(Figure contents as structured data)

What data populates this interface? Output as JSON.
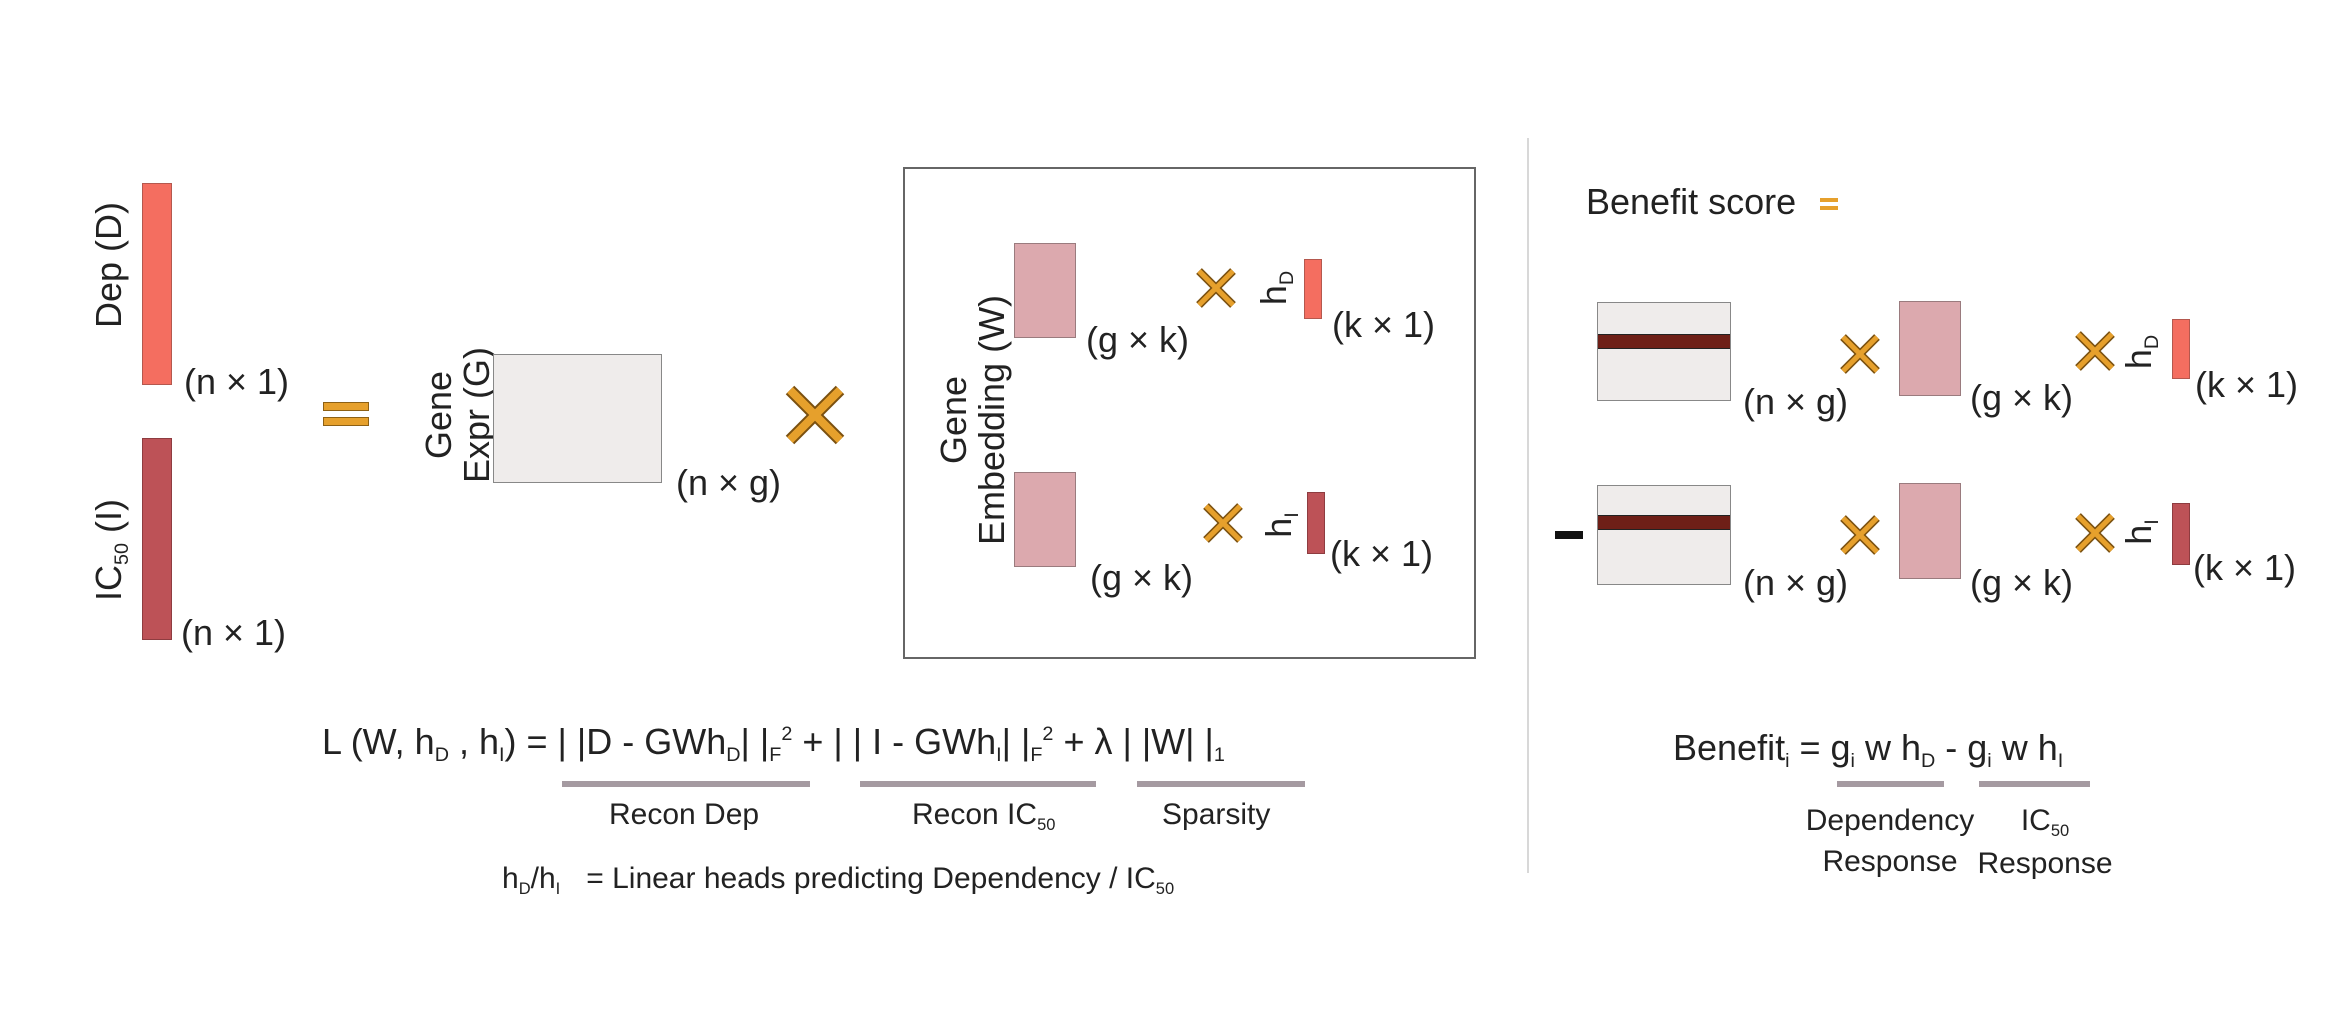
{
  "left": {
    "dep_label": "Dep (D)",
    "ic50_label_main": "IC",
    "ic50_label_sub": "50",
    "ic50_label_rest": " (I)",
    "dim_n1": "(n × 1)",
    "gene_expr_label_line1": "Gene",
    "gene_expr_label_line2": "Expr (G)",
    "dim_ng": "(n × g)"
  },
  "embedding_box": {
    "label_line1": "Gene",
    "label_line2": "Embedding (W)",
    "dim_gk": "(g × k)",
    "dim_k1": "(k × 1)",
    "head_d": "h",
    "head_d_sub": "D",
    "head_i": "h",
    "head_i_sub": "I"
  },
  "loss": {
    "prefix": "L (W, h",
    "sub_d": "D",
    "mid1": " , h",
    "sub_i": "I",
    "mid2": ") = | |D - GWh",
    "sub_d2": "D",
    "mid3": "| |",
    "sub_f1": "F",
    "sup_2a": "2",
    "mid4": " + | | I - GWh",
    "sub_i2": "I",
    "mid5": "| |",
    "sub_f2": "F",
    "sup_2b": "2",
    "mid6": " + λ | |W| |",
    "sub_1": "1",
    "term_recon_dep": "Recon Dep",
    "term_recon_ic50_main": "Recon IC",
    "term_recon_ic50_sub": "50",
    "term_sparsity": "Sparsity"
  },
  "heads_note": {
    "h1": "h",
    "h1_sub": "D",
    "slash": "/h",
    "h2_sub": "I",
    "text": "= Linear heads predicting Dependency / IC",
    "text_sub": "50"
  },
  "benefit": {
    "title": "Benefit score",
    "minus": "-",
    "dim_ng": "(n × g)",
    "dim_gk": "(g × k)",
    "dim_k1": "(k × 1)",
    "head": "h",
    "head_d_sub": "D",
    "head_i_sub": "I",
    "formula_main": "Benefit",
    "formula_sub_i": "i",
    "formula_eq": " = g",
    "formula_gi_sub": "i",
    "formula_mid": " w h",
    "formula_hd_sub": "D",
    "formula_minus": " - g",
    "formula_gi_sub2": "i",
    "formula_mid2": " w h",
    "formula_hi_sub": "I",
    "term1_line1": "Dependency",
    "term1_line2": "Response",
    "term2_line1_main": "IC",
    "term2_line1_sub": "50",
    "term2_line2": "Response"
  },
  "colors": {
    "dep": "#f46e60",
    "ic50": "#bd5257",
    "gene_expr": "#efeceb",
    "embedding": "#dca9ae",
    "cross": "#e6a02c",
    "row_highlight": "#6e1f17",
    "underline": "#a59aa1"
  }
}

### EXERCISE DETAILS
Extract each line from the entries above that contains the string "Response".

### EXPECTED OUTPUT
    "term1_line2": "Response",
    "term2_line2": "Response"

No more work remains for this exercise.